### Prompt
Can you write out all the lines word for word, with no pictures?

-- Begin Dataset excerpts --

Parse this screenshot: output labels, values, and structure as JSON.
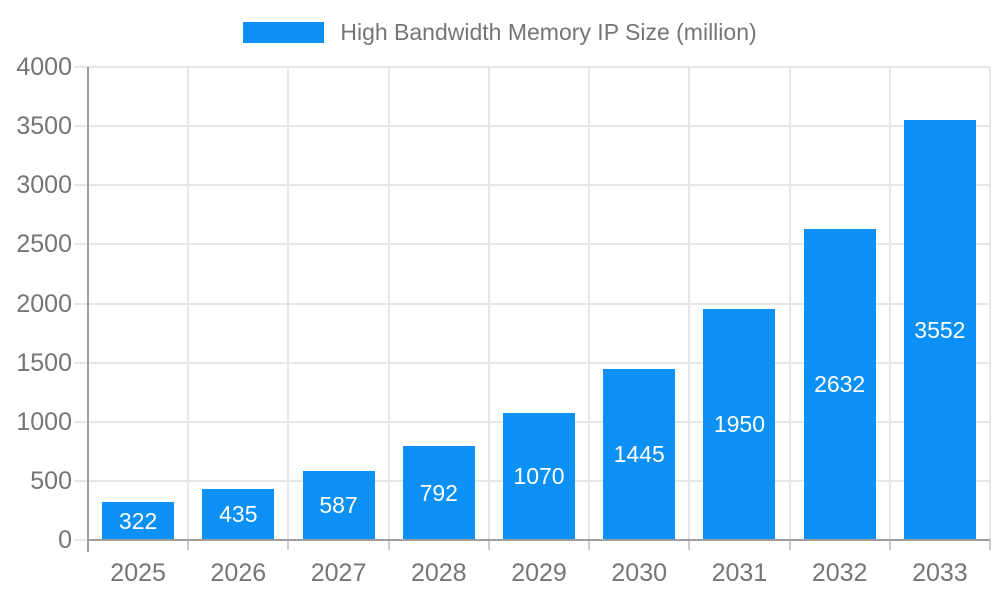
{
  "chart_data": {
    "type": "bar",
    "title": "High Bandwidth Memory IP Size (million)",
    "categories": [
      "2025",
      "2026",
      "2027",
      "2028",
      "2029",
      "2030",
      "2031",
      "2032",
      "2033"
    ],
    "values": [
      322,
      435,
      587,
      792,
      1070,
      1445,
      1950,
      2632,
      3552
    ],
    "xlabel": "",
    "ylabel": "",
    "ylim": [
      0,
      4000
    ],
    "ytick_step": 500,
    "ytick_labels": [
      "0",
      "500",
      "1000",
      "1500",
      "2000",
      "2500",
      "3000",
      "3500",
      "4000"
    ],
    "grid": true,
    "legend_position": "top-center",
    "bar_labels_inside": true
  },
  "colors": {
    "background": "#ffffff",
    "bar": "#0b90f5",
    "grid": "#e6e6e6",
    "axis": "#9e9e9e",
    "x_tick": "#cccccc",
    "tick_label": "#757575",
    "legend_text": "#757575",
    "bar_label": "#ffffff"
  }
}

-- End Dataset excerpts --

### Response
Parse this screenshot: output labels, values, and structure as JSON.
{
  "chart_data": {
    "type": "bar",
    "title": "High Bandwidth Memory IP Size (million)",
    "categories": [
      "2025",
      "2026",
      "2027",
      "2028",
      "2029",
      "2030",
      "2031",
      "2032",
      "2033"
    ],
    "values": [
      322,
      435,
      587,
      792,
      1070,
      1445,
      1950,
      2632,
      3552
    ],
    "xlabel": "",
    "ylabel": "",
    "ylim": [
      0,
      4000
    ],
    "ytick_step": 500,
    "ytick_labels": [
      "0",
      "500",
      "1000",
      "1500",
      "2000",
      "2500",
      "3000",
      "3500",
      "4000"
    ],
    "grid": true,
    "legend_position": "top-center",
    "bar_labels_inside": true
  },
  "colors": {
    "background": "#ffffff",
    "bar": "#0b90f5",
    "grid": "#e6e6e6",
    "axis": "#9e9e9e",
    "x_tick": "#cccccc",
    "tick_label": "#757575",
    "legend_text": "#757575",
    "bar_label": "#ffffff"
  }
}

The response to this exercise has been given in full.